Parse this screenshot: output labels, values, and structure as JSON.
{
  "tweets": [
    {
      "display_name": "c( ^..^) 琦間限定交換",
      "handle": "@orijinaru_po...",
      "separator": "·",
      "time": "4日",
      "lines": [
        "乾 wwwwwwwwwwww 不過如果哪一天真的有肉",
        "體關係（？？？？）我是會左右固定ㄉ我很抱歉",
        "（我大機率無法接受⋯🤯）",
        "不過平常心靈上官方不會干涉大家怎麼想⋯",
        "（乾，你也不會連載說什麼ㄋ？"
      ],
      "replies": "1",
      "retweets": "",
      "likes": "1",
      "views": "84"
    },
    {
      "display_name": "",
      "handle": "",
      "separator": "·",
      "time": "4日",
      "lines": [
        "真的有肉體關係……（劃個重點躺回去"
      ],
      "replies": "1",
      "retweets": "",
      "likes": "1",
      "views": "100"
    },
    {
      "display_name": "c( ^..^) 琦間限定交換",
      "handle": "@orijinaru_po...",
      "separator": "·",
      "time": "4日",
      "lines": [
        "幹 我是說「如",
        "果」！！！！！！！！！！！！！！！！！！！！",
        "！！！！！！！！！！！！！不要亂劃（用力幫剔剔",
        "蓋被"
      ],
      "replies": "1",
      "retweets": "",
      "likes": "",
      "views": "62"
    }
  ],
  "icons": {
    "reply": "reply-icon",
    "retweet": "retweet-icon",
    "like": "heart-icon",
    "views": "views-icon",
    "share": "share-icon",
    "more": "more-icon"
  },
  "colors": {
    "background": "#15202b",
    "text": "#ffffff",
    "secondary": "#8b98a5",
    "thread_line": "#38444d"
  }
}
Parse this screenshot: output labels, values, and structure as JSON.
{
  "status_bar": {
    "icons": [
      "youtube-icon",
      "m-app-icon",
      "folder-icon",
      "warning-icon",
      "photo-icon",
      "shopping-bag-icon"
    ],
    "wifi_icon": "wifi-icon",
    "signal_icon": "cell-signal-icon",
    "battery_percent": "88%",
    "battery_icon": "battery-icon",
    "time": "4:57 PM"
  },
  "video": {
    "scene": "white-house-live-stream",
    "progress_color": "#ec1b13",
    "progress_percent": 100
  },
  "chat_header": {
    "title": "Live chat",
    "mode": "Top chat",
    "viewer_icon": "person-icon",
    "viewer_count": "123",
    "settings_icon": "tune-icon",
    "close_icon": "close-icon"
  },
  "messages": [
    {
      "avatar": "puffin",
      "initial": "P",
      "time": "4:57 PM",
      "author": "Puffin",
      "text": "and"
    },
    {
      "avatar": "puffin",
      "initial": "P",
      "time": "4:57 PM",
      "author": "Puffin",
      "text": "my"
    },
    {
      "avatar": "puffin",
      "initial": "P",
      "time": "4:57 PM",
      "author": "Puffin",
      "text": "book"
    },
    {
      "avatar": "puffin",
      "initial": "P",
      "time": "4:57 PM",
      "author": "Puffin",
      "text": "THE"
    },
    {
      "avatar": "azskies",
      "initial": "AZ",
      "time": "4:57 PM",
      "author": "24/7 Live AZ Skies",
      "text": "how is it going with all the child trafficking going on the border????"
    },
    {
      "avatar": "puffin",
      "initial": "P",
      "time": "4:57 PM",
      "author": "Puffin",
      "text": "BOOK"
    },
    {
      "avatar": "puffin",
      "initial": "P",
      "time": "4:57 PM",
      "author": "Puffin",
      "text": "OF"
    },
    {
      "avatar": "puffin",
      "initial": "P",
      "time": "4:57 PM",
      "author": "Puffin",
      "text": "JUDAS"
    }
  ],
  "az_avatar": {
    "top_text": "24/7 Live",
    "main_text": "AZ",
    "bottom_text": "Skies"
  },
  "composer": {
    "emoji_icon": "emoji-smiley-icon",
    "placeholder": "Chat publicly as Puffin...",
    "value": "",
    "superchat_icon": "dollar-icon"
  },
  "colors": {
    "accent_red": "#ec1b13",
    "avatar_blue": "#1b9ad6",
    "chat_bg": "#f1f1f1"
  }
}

*-*-*

Your task is to extract all of the records exactly.

- **ANSWER IN FULL**
Parse this screenshot: output labels, values, and structure as JSON.
{
  "tweets": [
    {
      "display_name": "c( ^..^) 琦間限定交換",
      "handle": "@orijinaru_po...",
      "separator": "·",
      "time": "4日",
      "lines": [
        "乾 wwwwwwwwwwww 不過如果哪一天真的有肉",
        "體關係（？？？？）我是會左右固定ㄉ我很抱歉",
        "（我大機率無法接受⋯🤯）",
        "不過平常心靈上官方不會干涉大家怎麼想⋯",
        "（乾，你也不會連載說什麼ㄋ？"
      ],
      "replies": "1",
      "retweets": "",
      "likes": "1",
      "views": "84"
    },
    {
      "display_name": "",
      "handle": "",
      "separator": "·",
      "time": "4日",
      "lines": [
        "真的有肉體關係……（劃個重點躺回去"
      ],
      "replies": "1",
      "retweets": "",
      "likes": "1",
      "views": "100"
    },
    {
      "display_name": "c( ^..^) 琦間限定交換",
      "handle": "@orijinaru_po...",
      "separator": "·",
      "time": "4日",
      "lines": [
        "幹 我是說「如",
        "果」！！！！！！！！！！！！！！！！！！！！",
        "！！！！！！！！！！！！！不要亂劃（用力幫剔剔",
        "蓋被"
      ],
      "replies": "1",
      "retweets": "",
      "likes": "",
      "views": "62"
    }
  ],
  "icons": {
    "reply": "reply-icon",
    "retweet": "retweet-icon",
    "like": "heart-icon",
    "views": "views-icon",
    "share": "share-icon",
    "more": "more-icon"
  },
  "colors": {
    "background": "#15202b",
    "text": "#ffffff",
    "secondary": "#8b98a5",
    "thread_line": "#38444d"
  }
}
Parse this screenshot: output labels, values, and structure as JSON.
{
  "status_bar": {
    "icons": [
      "youtube-icon",
      "m-app-icon",
      "folder-icon",
      "warning-icon",
      "photo-icon",
      "shopping-bag-icon"
    ],
    "wifi_icon": "wifi-icon",
    "signal_icon": "cell-signal-icon",
    "battery_percent": "88%",
    "battery_icon": "battery-icon",
    "time": "4:57 PM"
  },
  "video": {
    "scene": "white-house-live-stream",
    "progress_color": "#ec1b13",
    "progress_percent": 100
  },
  "chat_header": {
    "title": "Live chat",
    "mode": "Top chat",
    "viewer_icon": "person-icon",
    "viewer_count": "123",
    "settings_icon": "tune-icon",
    "close_icon": "close-icon"
  },
  "messages": [
    {
      "avatar": "puffin",
      "initial": "P",
      "time": "4:57 PM",
      "author": "Puffin",
      "text": "and"
    },
    {
      "avatar": "puffin",
      "initial": "P",
      "time": "4:57 PM",
      "author": "Puffin",
      "text": "my"
    },
    {
      "avatar": "puffin",
      "initial": "P",
      "time": "4:57 PM",
      "author": "Puffin",
      "text": "book"
    },
    {
      "avatar": "puffin",
      "initial": "P",
      "time": "4:57 PM",
      "author": "Puffin",
      "text": "THE"
    },
    {
      "avatar": "azskies",
      "initial": "AZ",
      "time": "4:57 PM",
      "author": "24/7 Live AZ Skies",
      "text": "how is it going with all the child trafficking going on the border????"
    },
    {
      "avatar": "puffin",
      "initial": "P",
      "time": "4:57 PM",
      "author": "Puffin",
      "text": "BOOK"
    },
    {
      "avatar": "puffin",
      "initial": "P",
      "time": "4:57 PM",
      "author": "Puffin",
      "text": "OF"
    },
    {
      "avatar": "puffin",
      "initial": "P",
      "time": "4:57 PM",
      "author": "Puffin",
      "text": "JUDAS"
    }
  ],
  "az_avatar": {
    "top_text": "24/7 Live",
    "main_text": "AZ",
    "bottom_text": "Skies"
  },
  "composer": {
    "emoji_icon": "emoji-smiley-icon",
    "placeholder": "Chat publicly as Puffin...",
    "value": "",
    "superchat_icon": "dollar-icon"
  },
  "colors": {
    "accent_red": "#ec1b13",
    "avatar_blue": "#1b9ad6",
    "chat_bg": "#f1f1f1"
  }
}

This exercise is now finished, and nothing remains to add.